TASK STATEMENT — Write out the data again exactly, skipping every picture.

********

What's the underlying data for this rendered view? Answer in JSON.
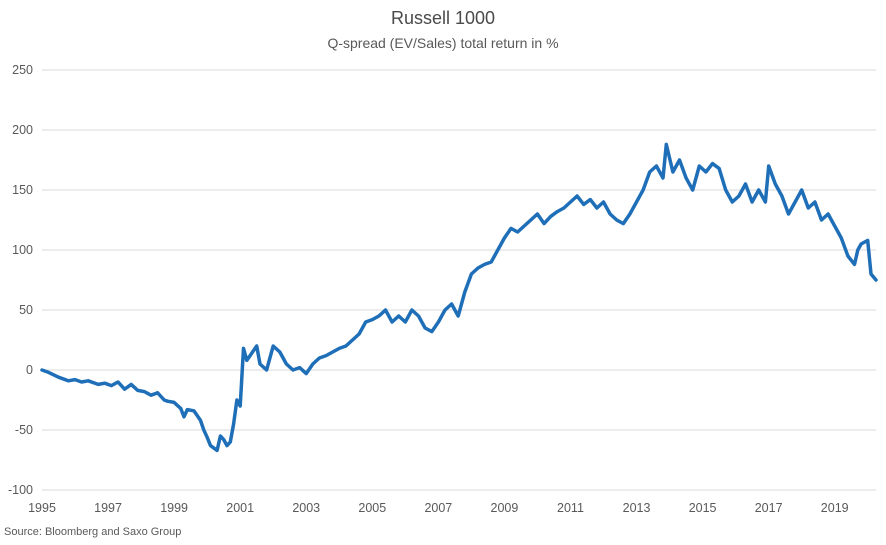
{
  "chart_data": {
    "type": "line",
    "title": "Russell 1000",
    "subtitle": "Q-spread (EV/Sales) total return in %",
    "source": "Source: Bloomberg and Saxo Group",
    "xlabel": "",
    "ylabel": "",
    "xlim": [
      1995.0,
      2020.25
    ],
    "ylim": [
      -100,
      250
    ],
    "grid": true,
    "legend": "none",
    "y_ticks": [
      "250",
      "200",
      "150",
      "100",
      "50",
      "0",
      "-50",
      "-100"
    ],
    "y_tick_values": [
      250,
      200,
      150,
      100,
      50,
      0,
      -50,
      -100
    ],
    "x_ticks": [
      "1995",
      "1997",
      "1999",
      "2001",
      "2003",
      "2005",
      "2007",
      "2009",
      "2011",
      "2013",
      "2015",
      "2017",
      "2019"
    ],
    "x_tick_values": [
      1995,
      1997,
      1999,
      2001,
      2003,
      2005,
      2007,
      2009,
      2011,
      2013,
      2015,
      2017,
      2019
    ],
    "line_color": "#1f6fb8",
    "series": [
      {
        "x": [
          1995.0,
          1995.2,
          1995.5,
          1995.8,
          1996.0,
          1996.2,
          1996.4,
          1996.7,
          1996.9,
          1997.1,
          1997.3,
          1997.5,
          1997.7,
          1997.9,
          1998.1,
          1998.3,
          1998.5,
          1998.7,
          1998.8,
          1999.0,
          1999.2,
          1999.3,
          1999.4,
          1999.6,
          1999.8,
          1999.9,
          2000.0,
          2000.1,
          2000.3,
          2000.4,
          2000.5,
          2000.6,
          2000.7,
          2000.8,
          2000.9,
          2001.0,
          2001.1,
          2001.2,
          2001.3,
          2001.5,
          2001.6,
          2001.8,
          2002.0,
          2002.2,
          2002.4,
          2002.6,
          2002.8,
          2003.0,
          2003.2,
          2003.4,
          2003.6,
          2003.8,
          2004.0,
          2004.2,
          2004.4,
          2004.6,
          2004.8,
          2005.0,
          2005.2,
          2005.4,
          2005.6,
          2005.8,
          2006.0,
          2006.2,
          2006.4,
          2006.6,
          2006.8,
          2007.0,
          2007.2,
          2007.4,
          2007.6,
          2007.8,
          2008.0,
          2008.2,
          2008.4,
          2008.6,
          2008.8,
          2009.0,
          2009.2,
          2009.4,
          2009.6,
          2009.8,
          2010.0,
          2010.2,
          2010.4,
          2010.6,
          2010.8,
          2011.0,
          2011.2,
          2011.4,
          2011.6,
          2011.8,
          2012.0,
          2012.2,
          2012.4,
          2012.6,
          2012.8,
          2013.0,
          2013.2,
          2013.4,
          2013.6,
          2013.8,
          2013.9,
          2014.1,
          2014.3,
          2014.5,
          2014.7,
          2014.9,
          2015.1,
          2015.3,
          2015.5,
          2015.7,
          2015.9,
          2016.1,
          2016.3,
          2016.5,
          2016.7,
          2016.9,
          2017.0,
          2017.2,
          2017.4,
          2017.6,
          2017.8,
          2018.0,
          2018.2,
          2018.4,
          2018.6,
          2018.8,
          2019.0,
          2019.2,
          2019.4,
          2019.6,
          2019.7,
          2019.8,
          2020.0,
          2020.1,
          2020.25
        ],
        "values": [
          0,
          -2,
          -6,
          -9,
          -8,
          -10,
          -9,
          -12,
          -11,
          -13,
          -10,
          -16,
          -12,
          -17,
          -18,
          -21,
          -19,
          -25,
          -26,
          -27,
          -32,
          -39,
          -33,
          -34,
          -42,
          -50,
          -56,
          -63,
          -67,
          -55,
          -58,
          -63,
          -60,
          -45,
          -25,
          -30,
          18,
          8,
          12,
          20,
          5,
          0,
          20,
          15,
          5,
          0,
          2,
          -3,
          5,
          10,
          12,
          15,
          18,
          20,
          25,
          30,
          40,
          42,
          45,
          50,
          40,
          45,
          40,
          50,
          45,
          35,
          32,
          40,
          50,
          55,
          45,
          65,
          80,
          85,
          88,
          90,
          100,
          110,
          118,
          115,
          120,
          125,
          130,
          122,
          128,
          132,
          135,
          140,
          145,
          138,
          142,
          135,
          140,
          130,
          125,
          122,
          130,
          140,
          150,
          165,
          170,
          160,
          188,
          165,
          175,
          160,
          150,
          170,
          165,
          172,
          168,
          150,
          140,
          145,
          155,
          140,
          150,
          140,
          170,
          155,
          145,
          130,
          140,
          150,
          135,
          140,
          125,
          130,
          120,
          110,
          95,
          88,
          100,
          105,
          108,
          80,
          75
        ]
      }
    ]
  }
}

********

RIGHT ANSWER —
What's the underlying data for this rendered view? Answer in JSON.
{
  "chart_data": {
    "type": "line",
    "title": "Russell 1000",
    "subtitle": "Q-spread (EV/Sales) total return in %",
    "source": "Source: Bloomberg and Saxo Group",
    "xlabel": "",
    "ylabel": "",
    "xlim": [
      1995.0,
      2020.25
    ],
    "ylim": [
      -100,
      250
    ],
    "grid": true,
    "legend": "none",
    "y_ticks": [
      "250",
      "200",
      "150",
      "100",
      "50",
      "0",
      "-50",
      "-100"
    ],
    "y_tick_values": [
      250,
      200,
      150,
      100,
      50,
      0,
      -50,
      -100
    ],
    "x_ticks": [
      "1995",
      "1997",
      "1999",
      "2001",
      "2003",
      "2005",
      "2007",
      "2009",
      "2011",
      "2013",
      "2015",
      "2017",
      "2019"
    ],
    "x_tick_values": [
      1995,
      1997,
      1999,
      2001,
      2003,
      2005,
      2007,
      2009,
      2011,
      2013,
      2015,
      2017,
      2019
    ],
    "line_color": "#1f6fb8",
    "series": [
      {
        "x": [
          1995.0,
          1995.2,
          1995.5,
          1995.8,
          1996.0,
          1996.2,
          1996.4,
          1996.7,
          1996.9,
          1997.1,
          1997.3,
          1997.5,
          1997.7,
          1997.9,
          1998.1,
          1998.3,
          1998.5,
          1998.7,
          1998.8,
          1999.0,
          1999.2,
          1999.3,
          1999.4,
          1999.6,
          1999.8,
          1999.9,
          2000.0,
          2000.1,
          2000.3,
          2000.4,
          2000.5,
          2000.6,
          2000.7,
          2000.8,
          2000.9,
          2001.0,
          2001.1,
          2001.2,
          2001.3,
          2001.5,
          2001.6,
          2001.8,
          2002.0,
          2002.2,
          2002.4,
          2002.6,
          2002.8,
          2003.0,
          2003.2,
          2003.4,
          2003.6,
          2003.8,
          2004.0,
          2004.2,
          2004.4,
          2004.6,
          2004.8,
          2005.0,
          2005.2,
          2005.4,
          2005.6,
          2005.8,
          2006.0,
          2006.2,
          2006.4,
          2006.6,
          2006.8,
          2007.0,
          2007.2,
          2007.4,
          2007.6,
          2007.8,
          2008.0,
          2008.2,
          2008.4,
          2008.6,
          2008.8,
          2009.0,
          2009.2,
          2009.4,
          2009.6,
          2009.8,
          2010.0,
          2010.2,
          2010.4,
          2010.6,
          2010.8,
          2011.0,
          2011.2,
          2011.4,
          2011.6,
          2011.8,
          2012.0,
          2012.2,
          2012.4,
          2012.6,
          2012.8,
          2013.0,
          2013.2,
          2013.4,
          2013.6,
          2013.8,
          2013.9,
          2014.1,
          2014.3,
          2014.5,
          2014.7,
          2014.9,
          2015.1,
          2015.3,
          2015.5,
          2015.7,
          2015.9,
          2016.1,
          2016.3,
          2016.5,
          2016.7,
          2016.9,
          2017.0,
          2017.2,
          2017.4,
          2017.6,
          2017.8,
          2018.0,
          2018.2,
          2018.4,
          2018.6,
          2018.8,
          2019.0,
          2019.2,
          2019.4,
          2019.6,
          2019.7,
          2019.8,
          2020.0,
          2020.1,
          2020.25
        ],
        "values": [
          0,
          -2,
          -6,
          -9,
          -8,
          -10,
          -9,
          -12,
          -11,
          -13,
          -10,
          -16,
          -12,
          -17,
          -18,
          -21,
          -19,
          -25,
          -26,
          -27,
          -32,
          -39,
          -33,
          -34,
          -42,
          -50,
          -56,
          -63,
          -67,
          -55,
          -58,
          -63,
          -60,
          -45,
          -25,
          -30,
          18,
          8,
          12,
          20,
          5,
          0,
          20,
          15,
          5,
          0,
          2,
          -3,
          5,
          10,
          12,
          15,
          18,
          20,
          25,
          30,
          40,
          42,
          45,
          50,
          40,
          45,
          40,
          50,
          45,
          35,
          32,
          40,
          50,
          55,
          45,
          65,
          80,
          85,
          88,
          90,
          100,
          110,
          118,
          115,
          120,
          125,
          130,
          122,
          128,
          132,
          135,
          140,
          145,
          138,
          142,
          135,
          140,
          130,
          125,
          122,
          130,
          140,
          150,
          165,
          170,
          160,
          188,
          165,
          175,
          160,
          150,
          170,
          165,
          172,
          168,
          150,
          140,
          145,
          155,
          140,
          150,
          140,
          170,
          155,
          145,
          130,
          140,
          150,
          135,
          140,
          125,
          130,
          120,
          110,
          95,
          88,
          100,
          105,
          108,
          80,
          75
        ]
      }
    ]
  }
}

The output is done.